[Data items]

>>

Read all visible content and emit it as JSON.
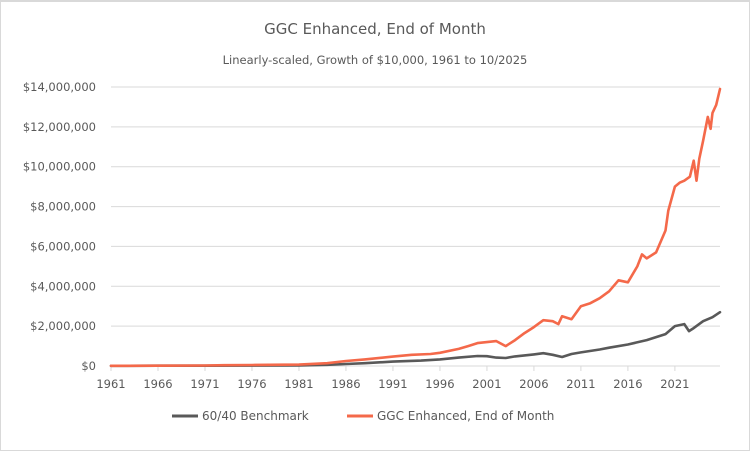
{
  "chart_data": {
    "type": "line",
    "title": "GGC Enhanced,  End of Month",
    "subtitle": "Linearly-scaled, Growth of $10,000, 1961 to 10/2025",
    "xlabel": "",
    "ylabel": "",
    "xlim": [
      1961,
      2025.8
    ],
    "ylim": [
      0,
      14000000
    ],
    "x_ticks": [
      "1961",
      "1966",
      "1971",
      "1976",
      "1981",
      "1986",
      "1991",
      "1996",
      "2001",
      "2006",
      "2011",
      "2016",
      "2021"
    ],
    "y_ticks": [
      "$0",
      "$2,000,000",
      "$4,000,000",
      "$6,000,000",
      "$8,000,000",
      "$10,000,000",
      "$12,000,000",
      "$14,000,000"
    ],
    "y_tick_values": [
      0,
      2000000,
      4000000,
      6000000,
      8000000,
      10000000,
      12000000,
      14000000
    ],
    "grid": true,
    "legend_position": "bottom",
    "series": [
      {
        "name": "60/40 Benchmark",
        "color": "#595959",
        "x": [
          1961,
          1966,
          1971,
          1976,
          1981,
          1984,
          1986,
          1988,
          1991,
          1994,
          1996,
          1998,
          2000,
          2001,
          2002,
          2003,
          2004,
          2006,
          2007,
          2008,
          2009,
          2010,
          2011,
          2013,
          2014,
          2016,
          2018,
          2019,
          2020,
          2021,
          2022,
          2022.5,
          2023,
          2024,
          2025,
          2025.8
        ],
        "values": [
          10000,
          13000,
          17000,
          22000,
          30000,
          60000,
          100000,
          140000,
          220000,
          270000,
          330000,
          420000,
          500000,
          490000,
          420000,
          400000,
          480000,
          580000,
          640000,
          560000,
          450000,
          600000,
          680000,
          830000,
          920000,
          1080000,
          1300000,
          1450000,
          1600000,
          2000000,
          2100000,
          1750000,
          1900000,
          2250000,
          2450000,
          2700000
        ]
      },
      {
        "name": "GGC Enhanced, End of Month",
        "color": "#f4694a",
        "x": [
          1961,
          1966,
          1971,
          1973,
          1976,
          1981,
          1984,
          1986,
          1988,
          1991,
          1993,
          1995,
          1996,
          1998,
          1999,
          2000,
          2001,
          2002,
          2003,
          2004,
          2005,
          2006,
          2007,
          2008,
          2008.6,
          2009,
          2010,
          2011,
          2012,
          2013,
          2014,
          2015,
          2016,
          2017,
          2017.5,
          2018,
          2019,
          2020,
          2020.3,
          2021,
          2021.5,
          2022,
          2022.6,
          2023,
          2023.3,
          2023.6,
          2024,
          2024.5,
          2024.8,
          2025,
          2025.4,
          2025.8
        ],
        "values": [
          10000,
          15000,
          25000,
          40000,
          50000,
          70000,
          140000,
          250000,
          330000,
          470000,
          560000,
          600000,
          660000,
          860000,
          1000000,
          1150000,
          1200000,
          1250000,
          1000000,
          1300000,
          1650000,
          1950000,
          2300000,
          2250000,
          2100000,
          2500000,
          2350000,
          3000000,
          3150000,
          3400000,
          3750000,
          4300000,
          4200000,
          5000000,
          5600000,
          5400000,
          5700000,
          6800000,
          7800000,
          9000000,
          9200000,
          9300000,
          9500000,
          10300000,
          9300000,
          10400000,
          11300000,
          12500000,
          11900000,
          12700000,
          13100000,
          13900000
        ]
      }
    ]
  }
}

<<

- INSTRUCTIONS FOR THE TASK
Every record is to be reproduced exactly, with no pictures included.

- OUTPUT FOR THIS EXERCISE
Read all visible content and emit it as JSON.
{
  "chart_data": {
    "type": "line",
    "title": "GGC Enhanced,  End of Month",
    "subtitle": "Linearly-scaled, Growth of $10,000, 1961 to 10/2025",
    "xlabel": "",
    "ylabel": "",
    "xlim": [
      1961,
      2025.8
    ],
    "ylim": [
      0,
      14000000
    ],
    "x_ticks": [
      "1961",
      "1966",
      "1971",
      "1976",
      "1981",
      "1986",
      "1991",
      "1996",
      "2001",
      "2006",
      "2011",
      "2016",
      "2021"
    ],
    "y_ticks": [
      "$0",
      "$2,000,000",
      "$4,000,000",
      "$6,000,000",
      "$8,000,000",
      "$10,000,000",
      "$12,000,000",
      "$14,000,000"
    ],
    "y_tick_values": [
      0,
      2000000,
      4000000,
      6000000,
      8000000,
      10000000,
      12000000,
      14000000
    ],
    "grid": true,
    "legend_position": "bottom",
    "series": [
      {
        "name": "60/40 Benchmark",
        "color": "#595959",
        "x": [
          1961,
          1966,
          1971,
          1976,
          1981,
          1984,
          1986,
          1988,
          1991,
          1994,
          1996,
          1998,
          2000,
          2001,
          2002,
          2003,
          2004,
          2006,
          2007,
          2008,
          2009,
          2010,
          2011,
          2013,
          2014,
          2016,
          2018,
          2019,
          2020,
          2021,
          2022,
          2022.5,
          2023,
          2024,
          2025,
          2025.8
        ],
        "values": [
          10000,
          13000,
          17000,
          22000,
          30000,
          60000,
          100000,
          140000,
          220000,
          270000,
          330000,
          420000,
          500000,
          490000,
          420000,
          400000,
          480000,
          580000,
          640000,
          560000,
          450000,
          600000,
          680000,
          830000,
          920000,
          1080000,
          1300000,
          1450000,
          1600000,
          2000000,
          2100000,
          1750000,
          1900000,
          2250000,
          2450000,
          2700000
        ]
      },
      {
        "name": "GGC Enhanced, End of Month",
        "color": "#f4694a",
        "x": [
          1961,
          1966,
          1971,
          1973,
          1976,
          1981,
          1984,
          1986,
          1988,
          1991,
          1993,
          1995,
          1996,
          1998,
          1999,
          2000,
          2001,
          2002,
          2003,
          2004,
          2005,
          2006,
          2007,
          2008,
          2008.6,
          2009,
          2010,
          2011,
          2012,
          2013,
          2014,
          2015,
          2016,
          2017,
          2017.5,
          2018,
          2019,
          2020,
          2020.3,
          2021,
          2021.5,
          2022,
          2022.6,
          2023,
          2023.3,
          2023.6,
          2024,
          2024.5,
          2024.8,
          2025,
          2025.4,
          2025.8
        ],
        "values": [
          10000,
          15000,
          25000,
          40000,
          50000,
          70000,
          140000,
          250000,
          330000,
          470000,
          560000,
          600000,
          660000,
          860000,
          1000000,
          1150000,
          1200000,
          1250000,
          1000000,
          1300000,
          1650000,
          1950000,
          2300000,
          2250000,
          2100000,
          2500000,
          2350000,
          3000000,
          3150000,
          3400000,
          3750000,
          4300000,
          4200000,
          5000000,
          5600000,
          5400000,
          5700000,
          6800000,
          7800000,
          9000000,
          9200000,
          9300000,
          9500000,
          10300000,
          9300000,
          10400000,
          11300000,
          12500000,
          11900000,
          12700000,
          13100000,
          13900000
        ]
      }
    ]
  }
}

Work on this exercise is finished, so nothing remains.